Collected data
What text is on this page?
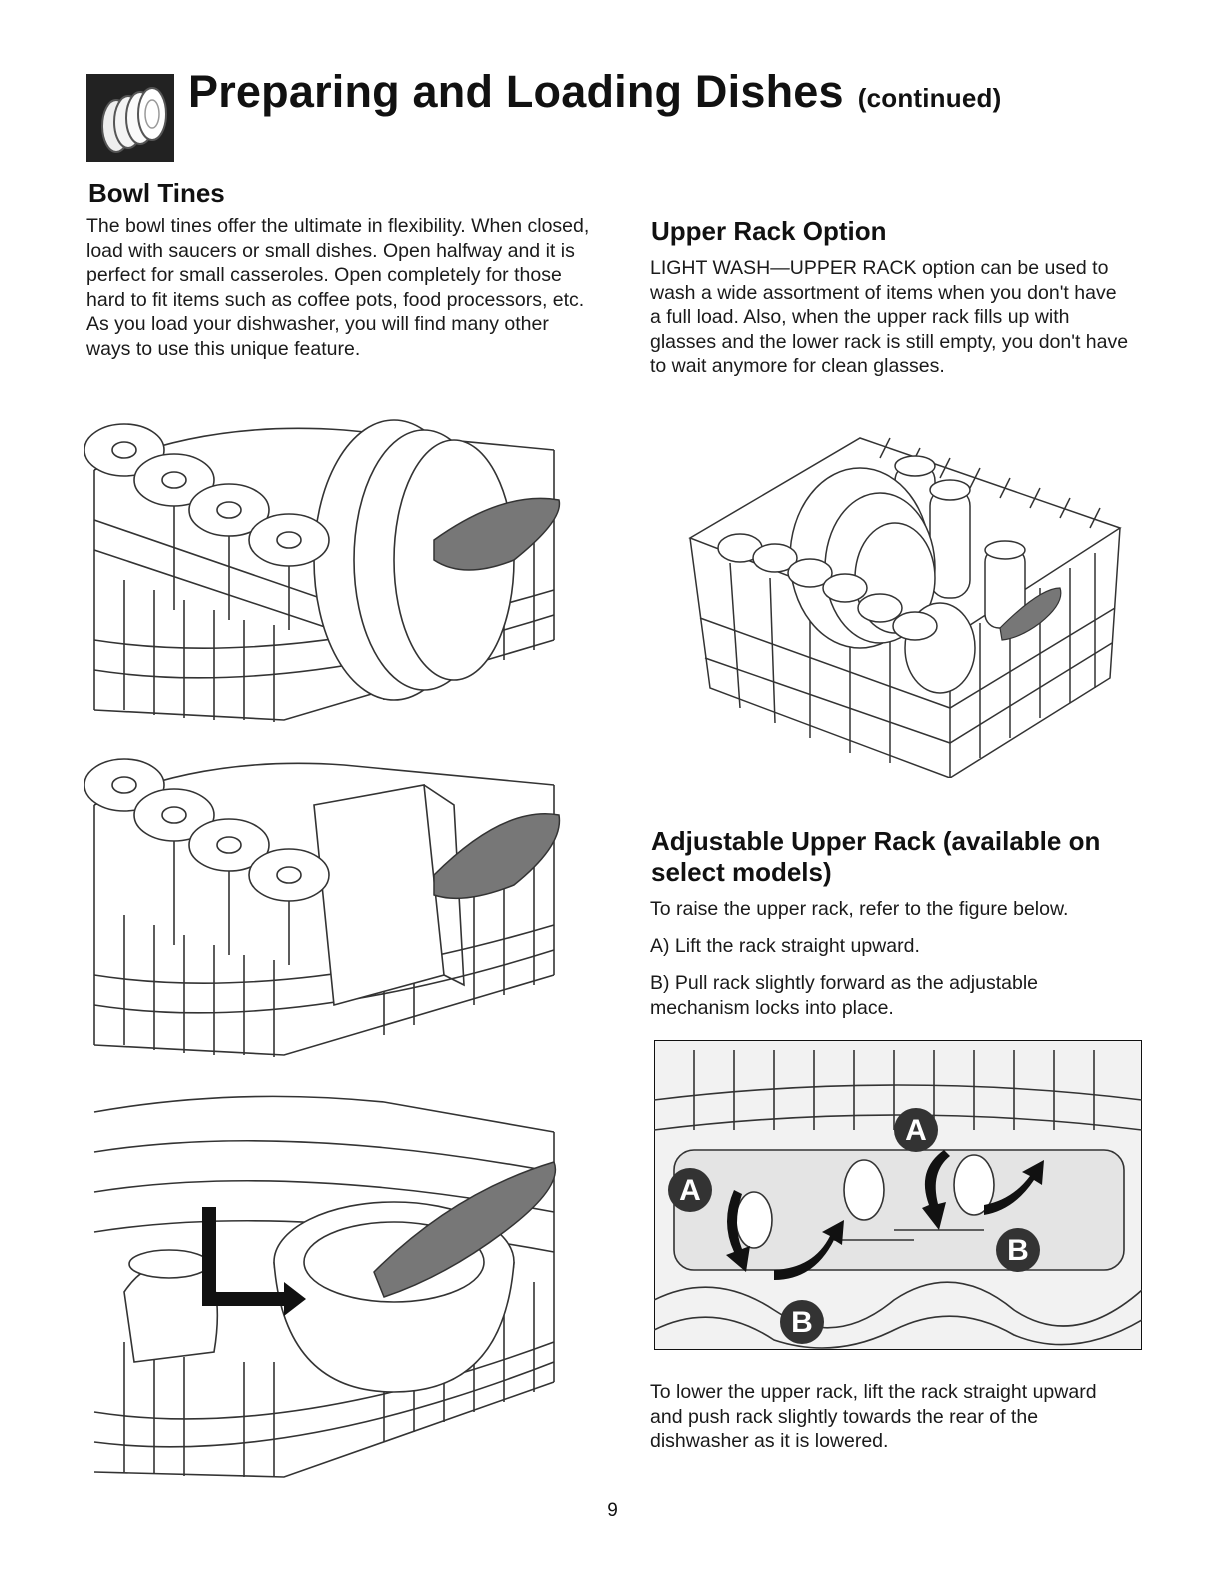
Preparing and Loading Dishes (continued)
Bowl Tines

The bowl tines offer the ultimate in flexibility. When closed, load with saucers or small dishes. Open halfway and it is perfect for small casseroles. Open completely for those hard to fit items such as coffee pots, food processors, etc. As you load your dishwasher, you will find many other ways to use this unique feature.

Upper Rack Option

LIGHT WASH—UPPER RACK option can be used to wash a wide assortment of items when you don't have a full load. Also, when the upper rack fills up with glasses and the lower rack is still empty, you don't have to wait anymore for clean glasses.

Adjustable Upper Rack (available on select models)

To raise the upper rack, refer to the figure below.

A) Lift the rack straight upward.

B) Pull rack slightly forward as the adjustable mechanism locks into place.

A
A
B
B

To lower the upper rack, lift the rack straight upward and push rack slightly towards the rear of the dishwasher as it is lowered.

9
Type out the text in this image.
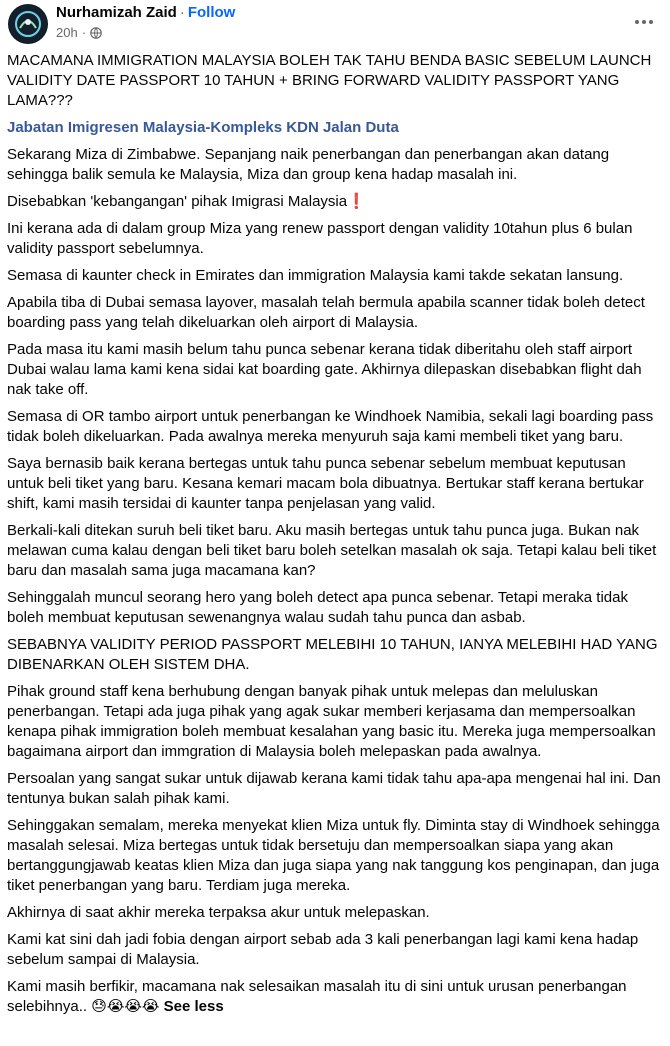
Nurhamizah Zaid · Follow
20h ·

MACAMANA IMMIGRATION MALAYSIA BOLEH TAK TAHU BENDA BASIC SEBELUM LAUNCH VALIDITY DATE PASSPORT 10 TAHUN + BRING FORWARD VALIDITY PASSPORT YANG LAMA???

Jabatan Imigresen Malaysia-Kompleks KDN Jalan Duta

Sekarang Miza di Zimbabwe. Sepanjang naik penerbangan dan penerbangan akan datang sehingga balik semula ke Malaysia, Miza dan group kena hadap masalah ini.

Disebabkan 'kebangangan' pihak Imigrasi Malaysia❗

Ini kerana ada di dalam group Miza yang renew passport dengan validity 10tahun plus 6 bulan validity passport sebelumnya.

Semasa di kaunter check in Emirates dan immigration Malaysia kami takde sekatan lansung.

Apabila tiba di Dubai semasa layover, masalah telah bermula apabila scanner tidak boleh detect boarding pass yang telah dikeluarkan oleh airport di Malaysia.

Pada masa itu kami masih belum tahu punca sebenar kerana tidak diberitahu oleh staff airport Dubai walau lama kami kena sidai kat boarding gate. Akhirnya dilepaskan disebabkan flight dah nak take off.

Semasa di OR tambo airport untuk penerbangan ke Windhoek Namibia, sekali lagi boarding pass tidak boleh dikeluarkan. Pada awalnya mereka menyuruh saja kami membeli tiket yang baru.

Saya bernasib baik kerana bertegas untuk tahu punca sebenar sebelum membuat keputusan untuk beli tiket yang baru. Kesana kemari macam bola dibuatnya. Bertukar staff kerana bertukar shift, kami masih tersidai di kaunter tanpa penjelasan yang valid.

Berkali-kali ditekan suruh beli tiket baru. Aku masih bertegas untuk tahu punca juga. Bukan nak melawan cuma kalau dengan beli tiket baru boleh setelkan masalah ok saja. Tetapi kalau beli tiket baru dan masalah sama juga macamana kan?

Sehinggalah muncul seorang hero yang boleh detect apa punca sebenar. Tetapi meraka tidak boleh membuat keputusan sewenangnya walau sudah tahu punca dan asbab.

SEBABNYA VALIDITY PERIOD PASSPORT MELEBIHI 10 TAHUN, IANYA MELEBIHI HAD YANG DIBENARKAN OLEH SISTEM DHA.

Pihak ground staff kena berhubung dengan banyak pihak untuk melepas dan meluluskan penerbangan. Tetapi ada juga pihak yang agak sukar memberi kerjasama dan mempersoalkan kenapa pihak immigration boleh membuat kesalahan yang basic itu. Mereka juga mempersoalkan bagaimana airport dan immgration di Malaysia boleh melepaskan pada awalnya.

Persoalan yang sangat sukar untuk dijawab kerana kami tidak tahu apa-apa mengenai hal ini. Dan tentunya bukan salah pihak kami.

Sehinggakan semalam, mereka menyekat klien Miza untuk fly. Diminta stay di Windhoek sehingga masalah selesai. Miza bertegas untuk tidak bersetuju dan mempersoalkan siapa yang akan bertanggungjawab keatas klien Miza dan juga siapa yang nak tanggung kos penginapan, dan juga tiket penerbangan yang baru. Terdiam juga mereka.

Akhirnya di saat akhir mereka terpaksa akur untuk melepaskan.

Kami kat sini dah jadi fobia dengan airport sebab ada 3 kali penerbangan lagi kami kena hadap sebelum sampai di Malaysia.

Kami masih berfikir, macamana nak selesaikan masalah itu di sini untuk urusan penerbangan selebihnya.. 😓😭😭😭 See less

> Exercise:
Count each line where the string "penerbangan" occurs, and write only the number.

> Response:
6